→ Passage to read
# # # # #

In 2020, as part of JLGB's 125th anniversary, Martin secured royal patronage for the organisation from Charles, then Prince of Wales, marking a significant milestone in the charity's national profile and civic recognition.

Following his accession to the throne, King Charles III reaffirmed his patronage of JLGB as part of his announced continuation of selected charitable affiliations.

Under Martin's leadership, JLGB expanded their adapted Duke of Edinburgh’s Award programmes to ensure kosher and Sabbath-compliant expeditions, and established partnerships with national youth organisations including the #iwill Campaign and the Youth United Foundation.

===Awards and Recognition===
In 2013, JLGB received the Civil Society Charity Award in the Children and Youth category for its interfaith National Citizen Service provision. JLGB's Interfaith National Citizen Service programme was independently evaluated by youth sector researcher Maxine Green, whose 2013 report highlighted its effectiveness in delivering inclusive, faith-sensitive youth engagement and social action outcomes.

In 2022, during Martin's tenure, JLGB was one of 20 organisations nationally to receive the special Queen Elizabeth II Platinum Jubilee Volunteering Award, a one-off addition to the Queen's Award for Voluntary Service recognising charities that empower young people across the UK. A reception for the awardees, attended by HRH The Princess Royal, highlighted the exceptional work of national charities supporting young people aged 16–25.

===COVID-19 response===
During the COVID-19 pandemic, Martin created JLGB Virtual, a daily digital youth platform launched in March 2020 to provide continuity of youth engagement during the national lockdown. The programme ran for nearly two years and was delivered entirely online via live broadcasts and interactive sessions.

Each evening, young people hosted activities and interviewed a guest drawn from public life, entertainment, politics and the community sector. Guests included Ashley James, Wes Streeting, Lord Robert Winston, Ben Winston, Craig David, Rachel Riley, Brent Spiner, Bob Saget, Alan Menken, Jamie Lee Curtis and Christopher Guest, whose great-grandfather, Colonel Albert E. W. Goldsmid MVO, founded the Jewish Lads' Brigade in 1895.

Across its run, JLGB Virtual featured more than 150 guests and attracted an audience reported to exceed three million views.

# # # # #

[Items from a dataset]
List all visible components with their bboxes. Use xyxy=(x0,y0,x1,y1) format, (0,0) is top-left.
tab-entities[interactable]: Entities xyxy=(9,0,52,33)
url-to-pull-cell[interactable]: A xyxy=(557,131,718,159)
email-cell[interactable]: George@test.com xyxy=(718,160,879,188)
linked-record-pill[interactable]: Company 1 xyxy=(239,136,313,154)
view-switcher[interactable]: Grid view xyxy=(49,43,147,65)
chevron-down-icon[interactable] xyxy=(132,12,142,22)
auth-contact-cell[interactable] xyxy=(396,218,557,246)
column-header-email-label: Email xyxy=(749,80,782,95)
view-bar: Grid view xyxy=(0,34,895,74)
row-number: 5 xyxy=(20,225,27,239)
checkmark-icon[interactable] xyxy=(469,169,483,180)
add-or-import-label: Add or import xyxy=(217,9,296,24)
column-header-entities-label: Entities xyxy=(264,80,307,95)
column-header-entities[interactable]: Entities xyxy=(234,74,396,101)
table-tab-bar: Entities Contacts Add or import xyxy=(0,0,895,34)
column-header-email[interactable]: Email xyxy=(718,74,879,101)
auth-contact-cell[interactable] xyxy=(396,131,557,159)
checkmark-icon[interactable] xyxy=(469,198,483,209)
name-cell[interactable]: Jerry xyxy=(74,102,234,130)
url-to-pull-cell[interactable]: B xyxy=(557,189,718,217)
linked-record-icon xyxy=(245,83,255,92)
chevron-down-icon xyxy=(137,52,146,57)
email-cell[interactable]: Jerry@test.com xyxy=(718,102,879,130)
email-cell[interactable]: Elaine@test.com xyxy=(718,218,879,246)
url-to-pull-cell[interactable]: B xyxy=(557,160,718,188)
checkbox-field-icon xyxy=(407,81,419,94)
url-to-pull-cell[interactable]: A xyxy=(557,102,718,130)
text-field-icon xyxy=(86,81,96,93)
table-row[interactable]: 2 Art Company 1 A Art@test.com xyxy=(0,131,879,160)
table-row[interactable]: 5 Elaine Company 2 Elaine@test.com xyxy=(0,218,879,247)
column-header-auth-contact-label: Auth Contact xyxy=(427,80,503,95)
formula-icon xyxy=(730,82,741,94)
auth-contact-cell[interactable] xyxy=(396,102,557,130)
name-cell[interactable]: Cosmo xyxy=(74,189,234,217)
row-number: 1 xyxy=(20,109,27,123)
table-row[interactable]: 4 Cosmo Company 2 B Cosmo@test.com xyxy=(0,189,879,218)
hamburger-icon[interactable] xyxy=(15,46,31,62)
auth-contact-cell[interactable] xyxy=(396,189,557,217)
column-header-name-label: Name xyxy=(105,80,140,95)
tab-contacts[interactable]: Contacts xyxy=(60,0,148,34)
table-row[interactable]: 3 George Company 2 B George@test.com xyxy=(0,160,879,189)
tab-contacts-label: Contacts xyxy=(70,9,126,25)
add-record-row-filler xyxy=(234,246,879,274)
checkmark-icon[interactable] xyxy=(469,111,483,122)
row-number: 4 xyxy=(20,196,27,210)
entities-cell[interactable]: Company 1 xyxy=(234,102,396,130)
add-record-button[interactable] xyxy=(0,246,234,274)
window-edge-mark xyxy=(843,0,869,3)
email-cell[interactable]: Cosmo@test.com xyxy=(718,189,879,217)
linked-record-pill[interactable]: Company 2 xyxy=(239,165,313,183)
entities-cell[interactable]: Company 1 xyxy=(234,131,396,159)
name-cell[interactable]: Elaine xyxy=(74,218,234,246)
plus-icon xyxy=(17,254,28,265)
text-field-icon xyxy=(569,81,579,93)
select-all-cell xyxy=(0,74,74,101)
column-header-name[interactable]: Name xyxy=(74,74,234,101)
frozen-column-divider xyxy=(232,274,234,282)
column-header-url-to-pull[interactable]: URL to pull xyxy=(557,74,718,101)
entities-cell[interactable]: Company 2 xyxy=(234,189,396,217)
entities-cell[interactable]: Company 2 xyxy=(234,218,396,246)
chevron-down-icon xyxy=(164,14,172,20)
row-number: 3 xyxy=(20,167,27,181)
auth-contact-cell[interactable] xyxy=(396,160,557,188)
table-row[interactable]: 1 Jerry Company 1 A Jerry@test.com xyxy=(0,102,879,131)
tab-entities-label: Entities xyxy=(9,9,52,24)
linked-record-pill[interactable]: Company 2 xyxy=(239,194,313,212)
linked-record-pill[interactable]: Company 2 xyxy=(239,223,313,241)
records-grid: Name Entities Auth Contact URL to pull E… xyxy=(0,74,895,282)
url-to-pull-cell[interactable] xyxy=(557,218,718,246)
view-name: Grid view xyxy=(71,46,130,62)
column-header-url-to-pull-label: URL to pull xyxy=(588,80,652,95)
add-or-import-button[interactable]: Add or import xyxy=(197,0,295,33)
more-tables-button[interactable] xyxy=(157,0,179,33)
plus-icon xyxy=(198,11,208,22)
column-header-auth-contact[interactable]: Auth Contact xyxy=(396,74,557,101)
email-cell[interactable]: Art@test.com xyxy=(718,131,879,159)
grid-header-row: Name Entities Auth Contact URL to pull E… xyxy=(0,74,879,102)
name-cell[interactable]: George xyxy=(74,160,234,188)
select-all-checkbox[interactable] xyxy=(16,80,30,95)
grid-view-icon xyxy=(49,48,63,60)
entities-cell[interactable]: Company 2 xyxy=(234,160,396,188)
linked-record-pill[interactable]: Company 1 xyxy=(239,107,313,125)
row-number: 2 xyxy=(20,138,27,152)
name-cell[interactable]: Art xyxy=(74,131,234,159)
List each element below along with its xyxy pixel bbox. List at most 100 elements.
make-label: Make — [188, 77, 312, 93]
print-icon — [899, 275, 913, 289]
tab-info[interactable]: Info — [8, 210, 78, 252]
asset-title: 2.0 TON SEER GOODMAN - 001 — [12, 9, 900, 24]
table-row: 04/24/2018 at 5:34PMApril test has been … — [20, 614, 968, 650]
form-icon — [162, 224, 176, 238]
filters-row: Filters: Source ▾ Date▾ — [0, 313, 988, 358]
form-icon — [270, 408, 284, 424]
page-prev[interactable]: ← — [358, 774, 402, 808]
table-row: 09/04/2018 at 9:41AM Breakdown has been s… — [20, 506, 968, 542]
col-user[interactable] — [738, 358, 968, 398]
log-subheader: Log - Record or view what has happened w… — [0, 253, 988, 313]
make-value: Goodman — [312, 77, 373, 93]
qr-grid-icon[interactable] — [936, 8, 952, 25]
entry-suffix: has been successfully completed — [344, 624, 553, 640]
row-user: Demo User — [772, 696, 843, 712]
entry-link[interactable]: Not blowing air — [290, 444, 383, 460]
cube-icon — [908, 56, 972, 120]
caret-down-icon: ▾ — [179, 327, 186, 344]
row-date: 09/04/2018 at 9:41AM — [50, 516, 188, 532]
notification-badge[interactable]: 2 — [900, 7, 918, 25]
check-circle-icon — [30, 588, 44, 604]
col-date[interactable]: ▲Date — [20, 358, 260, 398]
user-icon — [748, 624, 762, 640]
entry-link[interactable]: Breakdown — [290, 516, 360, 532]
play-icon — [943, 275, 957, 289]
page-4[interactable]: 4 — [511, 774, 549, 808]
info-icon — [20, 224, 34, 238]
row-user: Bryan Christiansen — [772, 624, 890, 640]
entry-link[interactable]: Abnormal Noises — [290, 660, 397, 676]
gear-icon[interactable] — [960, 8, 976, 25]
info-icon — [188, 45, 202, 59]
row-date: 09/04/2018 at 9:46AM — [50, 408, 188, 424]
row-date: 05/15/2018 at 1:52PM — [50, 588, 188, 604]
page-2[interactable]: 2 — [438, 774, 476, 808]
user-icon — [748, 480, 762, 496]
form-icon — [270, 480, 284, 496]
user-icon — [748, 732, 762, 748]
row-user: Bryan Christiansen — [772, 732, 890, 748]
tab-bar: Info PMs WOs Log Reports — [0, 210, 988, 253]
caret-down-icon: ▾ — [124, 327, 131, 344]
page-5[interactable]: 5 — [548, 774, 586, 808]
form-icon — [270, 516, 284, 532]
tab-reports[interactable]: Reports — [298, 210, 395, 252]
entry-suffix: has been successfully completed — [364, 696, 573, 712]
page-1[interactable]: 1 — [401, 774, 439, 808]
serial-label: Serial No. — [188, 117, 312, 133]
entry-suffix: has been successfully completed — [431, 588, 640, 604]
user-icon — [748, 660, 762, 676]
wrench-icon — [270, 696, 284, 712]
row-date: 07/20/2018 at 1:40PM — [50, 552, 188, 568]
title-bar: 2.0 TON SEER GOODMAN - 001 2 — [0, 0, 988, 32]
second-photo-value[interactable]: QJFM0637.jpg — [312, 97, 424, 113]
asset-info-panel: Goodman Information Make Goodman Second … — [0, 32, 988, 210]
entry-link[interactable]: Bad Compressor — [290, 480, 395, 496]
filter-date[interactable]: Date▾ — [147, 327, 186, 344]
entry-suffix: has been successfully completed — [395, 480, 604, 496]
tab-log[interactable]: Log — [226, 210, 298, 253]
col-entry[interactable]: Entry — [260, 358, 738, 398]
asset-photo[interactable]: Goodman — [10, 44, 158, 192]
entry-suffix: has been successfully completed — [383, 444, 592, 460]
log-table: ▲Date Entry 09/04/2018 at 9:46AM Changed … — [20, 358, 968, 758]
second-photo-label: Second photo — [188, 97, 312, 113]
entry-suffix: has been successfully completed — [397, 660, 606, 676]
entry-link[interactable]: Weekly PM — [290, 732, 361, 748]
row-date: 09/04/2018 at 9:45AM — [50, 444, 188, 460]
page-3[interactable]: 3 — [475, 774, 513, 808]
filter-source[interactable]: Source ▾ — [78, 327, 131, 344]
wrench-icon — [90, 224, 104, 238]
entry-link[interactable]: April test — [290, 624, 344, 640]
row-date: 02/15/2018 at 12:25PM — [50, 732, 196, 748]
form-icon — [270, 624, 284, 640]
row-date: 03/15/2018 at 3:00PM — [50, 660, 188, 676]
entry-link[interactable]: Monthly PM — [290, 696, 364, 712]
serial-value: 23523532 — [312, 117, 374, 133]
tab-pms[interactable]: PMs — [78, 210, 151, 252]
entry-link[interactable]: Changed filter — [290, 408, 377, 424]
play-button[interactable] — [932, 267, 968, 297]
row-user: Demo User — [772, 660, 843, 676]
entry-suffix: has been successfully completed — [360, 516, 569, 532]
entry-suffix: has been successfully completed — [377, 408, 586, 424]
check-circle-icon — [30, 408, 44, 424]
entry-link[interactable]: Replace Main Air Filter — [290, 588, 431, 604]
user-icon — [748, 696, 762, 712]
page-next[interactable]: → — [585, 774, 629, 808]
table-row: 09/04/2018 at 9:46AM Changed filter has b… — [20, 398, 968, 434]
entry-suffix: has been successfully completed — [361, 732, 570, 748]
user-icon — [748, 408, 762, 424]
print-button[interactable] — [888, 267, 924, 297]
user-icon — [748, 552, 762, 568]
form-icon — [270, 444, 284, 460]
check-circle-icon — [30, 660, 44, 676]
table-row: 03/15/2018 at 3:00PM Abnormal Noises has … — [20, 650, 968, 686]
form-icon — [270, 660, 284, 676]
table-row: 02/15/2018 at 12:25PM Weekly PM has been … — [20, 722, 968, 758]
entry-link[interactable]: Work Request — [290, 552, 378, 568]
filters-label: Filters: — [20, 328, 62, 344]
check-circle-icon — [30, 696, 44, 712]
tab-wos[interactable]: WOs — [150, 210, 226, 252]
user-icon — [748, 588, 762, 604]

# # # # #

→ Exercise set
A - List every year mentioned in the text about JLGB, with each year given once.
B - According to the text about JLGB, in what month and year was JLGB Virtual launched?
C - Continue the text about JLGB from where it stops.

→ Written answers
A - 1895, 2013, 2020, 2022

B - March 2020

C -
===Yom HaShoah UK===
Since 2011, Martin has been Chair of Yom HaShoah UK, the umbrella body coordinating Holocaust remembrance across the United Kingdom for the UK Jewish community. He has overseen large-scale national commemorations, including civic ceremonies and digital remembrance initiatives during the COVID-19 pandemic.

In May 2016, Martin organised the national Yom HaShoah commemorative event at Barnet Copthall Stadium, which was attended by several thousand members of the Jewish community, including more than 150 Holocaust survivors. The gathering, reported to be the largest ever UK Holocaust remembrance event at that time with around 5,000 attendees, was chosen by the newly elected Mayor of London, Sadiq Khan, as his first public engagement in office.

In April 2025, he produced the UK’s national 80th anniversary commemoration of the liberation of Bergen-Belsen by the British Armed Forces, held in Victoria Tower Gardens, London, adjacent to Parliament.

===Interfaith and civic roles===
Martin is Chair of the Interfaith Youth Trust, which provides grant funding to grassroots interfaith youth projects across the United Kingdom. He is also a trustee of the Youth United Foundation and formerly was a trustee of the National Council for Voluntary Youth Services (NCVYS).

==Honours==

 Commander of the Order of the British Empire (2026)

 Officer of the Order of the British Empire (2016)

==Personal interests==
Martin has spoken publicly about the influence of popular culture on his leadership outlook, including the work of Jim Henson and franchises such as The Muppets and Transformers: Generation 1, which he has cited as formative in shaping ideas of leadership, resilience and imagination.